Stored entries:
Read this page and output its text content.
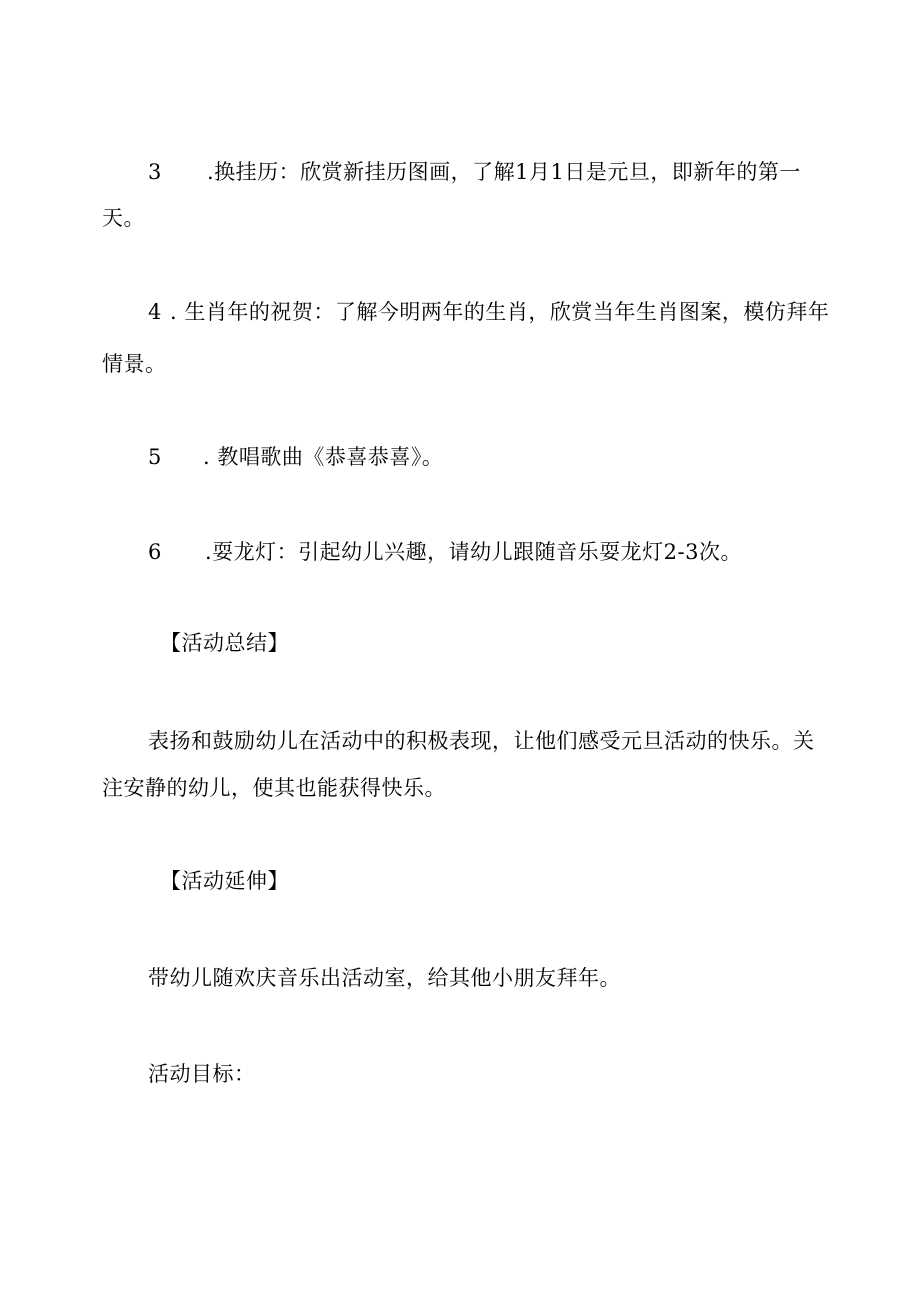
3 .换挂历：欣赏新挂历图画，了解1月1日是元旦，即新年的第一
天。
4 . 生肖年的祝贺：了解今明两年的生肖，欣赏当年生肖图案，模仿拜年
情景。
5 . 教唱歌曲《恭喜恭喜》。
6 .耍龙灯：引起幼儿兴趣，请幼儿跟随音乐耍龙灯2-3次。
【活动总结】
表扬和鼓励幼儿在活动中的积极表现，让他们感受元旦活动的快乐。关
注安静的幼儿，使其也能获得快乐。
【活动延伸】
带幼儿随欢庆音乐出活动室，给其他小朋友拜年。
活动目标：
---
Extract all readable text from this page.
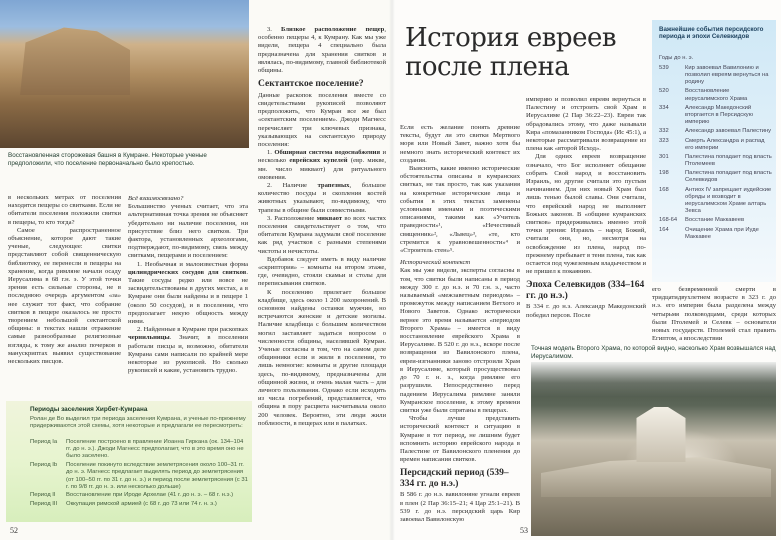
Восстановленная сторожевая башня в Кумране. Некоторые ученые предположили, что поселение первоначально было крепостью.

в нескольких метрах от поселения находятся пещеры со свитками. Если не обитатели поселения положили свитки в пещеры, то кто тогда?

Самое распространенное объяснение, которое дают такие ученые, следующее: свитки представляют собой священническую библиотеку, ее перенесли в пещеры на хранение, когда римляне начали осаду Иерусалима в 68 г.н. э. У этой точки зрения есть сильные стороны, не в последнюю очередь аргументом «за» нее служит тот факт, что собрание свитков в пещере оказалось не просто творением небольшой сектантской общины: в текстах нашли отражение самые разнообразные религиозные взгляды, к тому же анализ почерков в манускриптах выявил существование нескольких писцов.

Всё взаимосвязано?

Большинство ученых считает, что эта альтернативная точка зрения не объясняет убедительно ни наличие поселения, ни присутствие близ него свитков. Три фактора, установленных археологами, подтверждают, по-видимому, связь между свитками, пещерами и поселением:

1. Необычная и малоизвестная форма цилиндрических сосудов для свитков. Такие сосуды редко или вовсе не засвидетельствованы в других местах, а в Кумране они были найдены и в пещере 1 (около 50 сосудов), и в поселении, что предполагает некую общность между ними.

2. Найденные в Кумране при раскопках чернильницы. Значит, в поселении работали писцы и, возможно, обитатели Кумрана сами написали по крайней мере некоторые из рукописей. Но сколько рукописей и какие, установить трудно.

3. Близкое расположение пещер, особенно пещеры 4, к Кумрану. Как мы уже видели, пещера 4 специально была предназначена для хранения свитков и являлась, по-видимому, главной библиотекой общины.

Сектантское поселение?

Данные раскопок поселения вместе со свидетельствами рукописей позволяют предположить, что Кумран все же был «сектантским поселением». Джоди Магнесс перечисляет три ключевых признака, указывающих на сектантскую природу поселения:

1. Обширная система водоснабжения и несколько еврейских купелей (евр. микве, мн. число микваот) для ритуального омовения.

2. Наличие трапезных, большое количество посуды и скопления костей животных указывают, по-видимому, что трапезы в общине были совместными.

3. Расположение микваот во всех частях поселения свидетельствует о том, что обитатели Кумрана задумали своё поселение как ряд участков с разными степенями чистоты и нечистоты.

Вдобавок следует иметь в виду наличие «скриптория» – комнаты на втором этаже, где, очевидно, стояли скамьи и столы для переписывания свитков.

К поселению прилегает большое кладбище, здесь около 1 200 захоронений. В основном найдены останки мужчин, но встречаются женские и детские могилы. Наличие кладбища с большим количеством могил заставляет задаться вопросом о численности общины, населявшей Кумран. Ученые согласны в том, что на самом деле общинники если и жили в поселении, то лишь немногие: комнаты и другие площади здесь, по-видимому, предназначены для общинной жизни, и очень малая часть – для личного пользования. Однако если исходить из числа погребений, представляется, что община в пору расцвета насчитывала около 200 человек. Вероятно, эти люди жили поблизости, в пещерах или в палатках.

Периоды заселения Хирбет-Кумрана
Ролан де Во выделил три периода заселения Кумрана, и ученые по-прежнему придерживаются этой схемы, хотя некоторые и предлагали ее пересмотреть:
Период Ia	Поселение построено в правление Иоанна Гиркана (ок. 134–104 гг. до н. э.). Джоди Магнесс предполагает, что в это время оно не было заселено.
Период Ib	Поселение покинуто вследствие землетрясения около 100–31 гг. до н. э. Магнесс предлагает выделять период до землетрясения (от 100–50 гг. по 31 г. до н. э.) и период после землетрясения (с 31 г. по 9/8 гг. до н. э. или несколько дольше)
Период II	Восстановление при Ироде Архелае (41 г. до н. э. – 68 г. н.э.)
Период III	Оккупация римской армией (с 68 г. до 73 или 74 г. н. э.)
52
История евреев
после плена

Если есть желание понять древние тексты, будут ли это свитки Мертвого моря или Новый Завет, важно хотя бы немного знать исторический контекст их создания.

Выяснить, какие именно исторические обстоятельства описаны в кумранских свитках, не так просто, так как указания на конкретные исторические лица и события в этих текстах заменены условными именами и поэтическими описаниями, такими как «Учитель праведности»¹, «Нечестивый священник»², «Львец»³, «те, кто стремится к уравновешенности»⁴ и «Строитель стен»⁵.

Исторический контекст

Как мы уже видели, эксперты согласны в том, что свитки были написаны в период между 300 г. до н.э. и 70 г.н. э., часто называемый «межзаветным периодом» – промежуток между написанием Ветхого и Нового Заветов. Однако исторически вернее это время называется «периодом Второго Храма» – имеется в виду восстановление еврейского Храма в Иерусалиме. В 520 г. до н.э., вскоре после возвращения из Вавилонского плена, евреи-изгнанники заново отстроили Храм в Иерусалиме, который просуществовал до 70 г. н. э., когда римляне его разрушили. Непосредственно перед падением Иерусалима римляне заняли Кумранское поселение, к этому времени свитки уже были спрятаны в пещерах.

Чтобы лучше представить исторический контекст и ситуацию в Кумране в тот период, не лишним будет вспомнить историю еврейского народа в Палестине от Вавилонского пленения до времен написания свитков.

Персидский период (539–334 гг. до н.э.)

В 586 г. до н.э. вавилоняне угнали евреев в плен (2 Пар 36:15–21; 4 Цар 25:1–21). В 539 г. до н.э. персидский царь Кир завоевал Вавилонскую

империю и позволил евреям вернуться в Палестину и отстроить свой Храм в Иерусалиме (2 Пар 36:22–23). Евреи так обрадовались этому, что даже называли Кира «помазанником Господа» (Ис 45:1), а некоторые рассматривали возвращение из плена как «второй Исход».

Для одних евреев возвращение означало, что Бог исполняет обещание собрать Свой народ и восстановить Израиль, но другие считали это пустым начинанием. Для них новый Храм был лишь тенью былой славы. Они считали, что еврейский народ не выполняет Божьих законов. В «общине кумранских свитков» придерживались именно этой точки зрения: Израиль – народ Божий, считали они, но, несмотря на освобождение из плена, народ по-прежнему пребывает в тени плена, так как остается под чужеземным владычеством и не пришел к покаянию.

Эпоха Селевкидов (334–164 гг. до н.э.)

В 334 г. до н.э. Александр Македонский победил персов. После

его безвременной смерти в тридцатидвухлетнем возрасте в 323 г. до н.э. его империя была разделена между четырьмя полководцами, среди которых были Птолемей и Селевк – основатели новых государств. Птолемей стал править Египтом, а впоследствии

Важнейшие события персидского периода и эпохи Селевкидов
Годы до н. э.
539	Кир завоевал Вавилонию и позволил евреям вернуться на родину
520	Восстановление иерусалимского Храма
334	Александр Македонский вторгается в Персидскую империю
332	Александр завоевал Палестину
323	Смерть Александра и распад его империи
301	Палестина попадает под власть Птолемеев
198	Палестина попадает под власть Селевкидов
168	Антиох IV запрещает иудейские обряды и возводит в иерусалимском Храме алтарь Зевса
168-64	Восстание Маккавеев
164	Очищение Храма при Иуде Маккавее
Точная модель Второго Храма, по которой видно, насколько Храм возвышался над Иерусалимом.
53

### EXERCISE BRIEF
Say only how many lines in the records carry the word "вернуться".

### RESPONSE
2